===== SOURCE MATERIAL

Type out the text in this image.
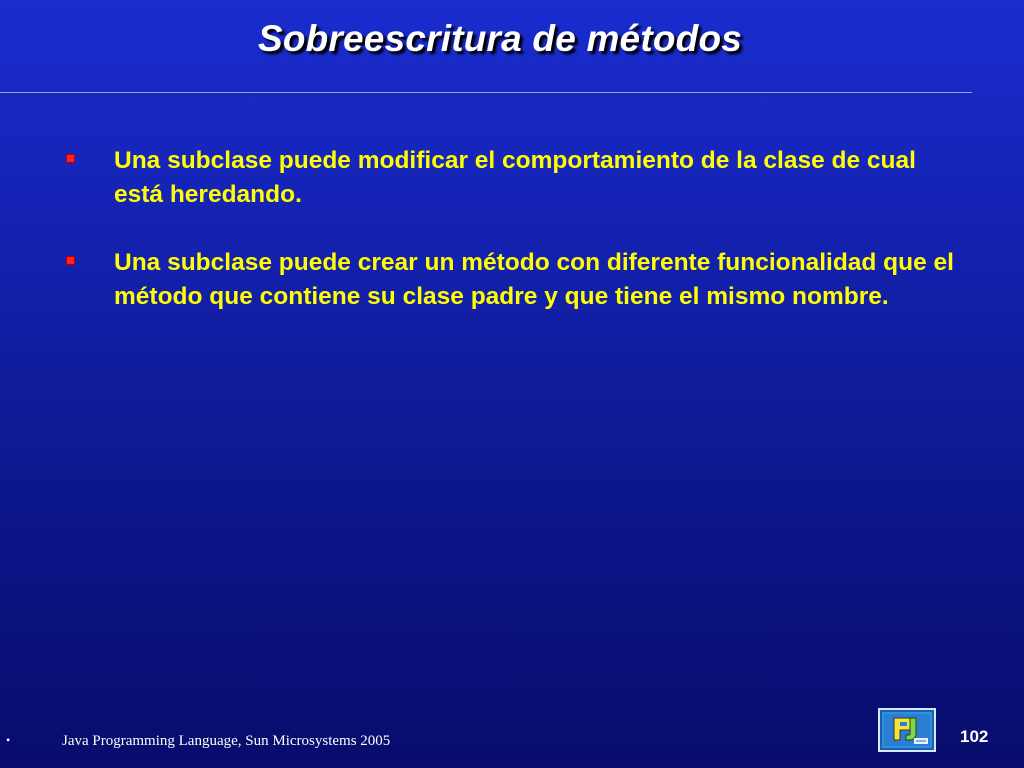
Sobreescritura de métodos
Una subclase puede modificar el comportamiento de la clase de cual está heredando.
Una subclase puede crear un método con diferente funcionalidad que el método que contiene su clase padre y que tiene el mismo nombre.
•	Java Programming Language, Sun Microsystems 2005	102
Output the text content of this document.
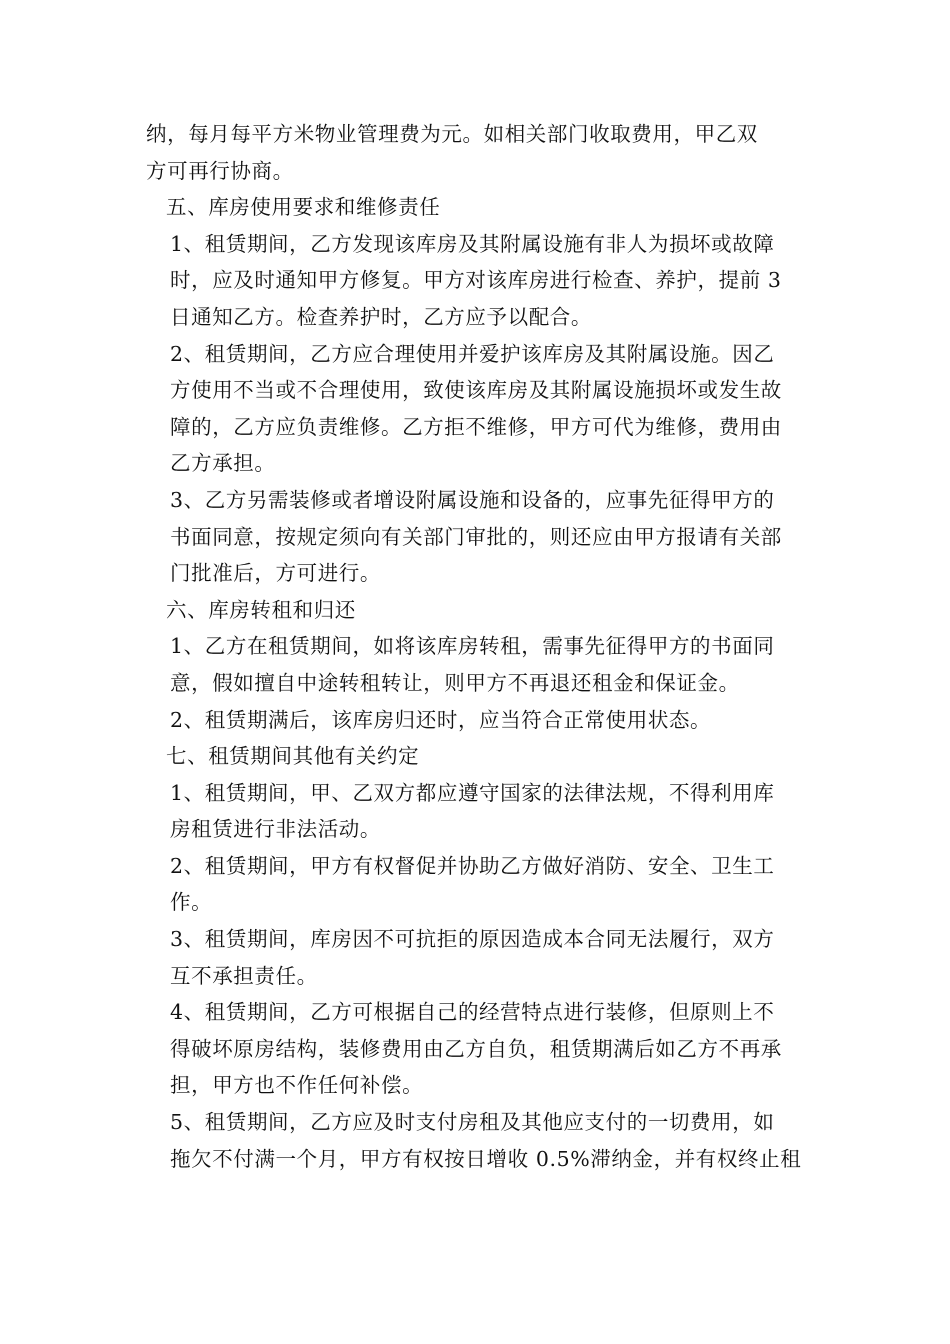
纳，每月每平方米物业管理费为元。如相关部门收取费用，甲乙双
方可再行协商。

五、库房使用要求和维修责任

1、租赁期间，乙方发现该库房及其附属设施有非人为损坏或故障
时，应及时通知甲方修复。甲方对该库房进行检查、养护，提前 3
日通知乙方。检查养护时，乙方应予以配合。

2、租赁期间，乙方应合理使用并爱护该库房及其附属设施。因乙
方使用不当或不合理使用，致使该库房及其附属设施损坏或发生故
障的，乙方应负责维修。乙方拒不维修，甲方可代为维修，费用由
乙方承担。

3、乙方另需装修或者增设附属设施和设备的，应事先征得甲方的
书面同意，按规定须向有关部门审批的，则还应由甲方报请有关部
门批准后，方可进行。

六、库房转租和归还

1、乙方在租赁期间，如将该库房转租，需事先征得甲方的书面同
意，假如擅自中途转租转让，则甲方不再退还租金和保证金。

2、租赁期满后，该库房归还时，应当符合正常使用状态。

七、租赁期间其他有关约定

1、租赁期间，甲、乙双方都应遵守国家的法律法规，不得利用库
房租赁进行非法活动。

2、租赁期间，甲方有权督促并协助乙方做好消防、安全、卫生工
作。

3、租赁期间，库房因不可抗拒的原因造成本合同无法履行，双方
互不承担责任。

4、租赁期间，乙方可根据自己的经营特点进行装修，但原则上不
得破坏原房结构，装修费用由乙方自负，租赁期满后如乙方不再承
担，甲方也不作任何补偿。

5、租赁期间，乙方应及时支付房租及其他应支付的一切费用，如
拖欠不付满一个月，甲方有权按日增收 0.5%滞纳金，并有权终止租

==========

EXERCISE TASK
Go through the preceding material and copy each line that has the word "this".

SOLUTION TO THE PROBLEM
Type out the text in this image.
Output the text content of this document.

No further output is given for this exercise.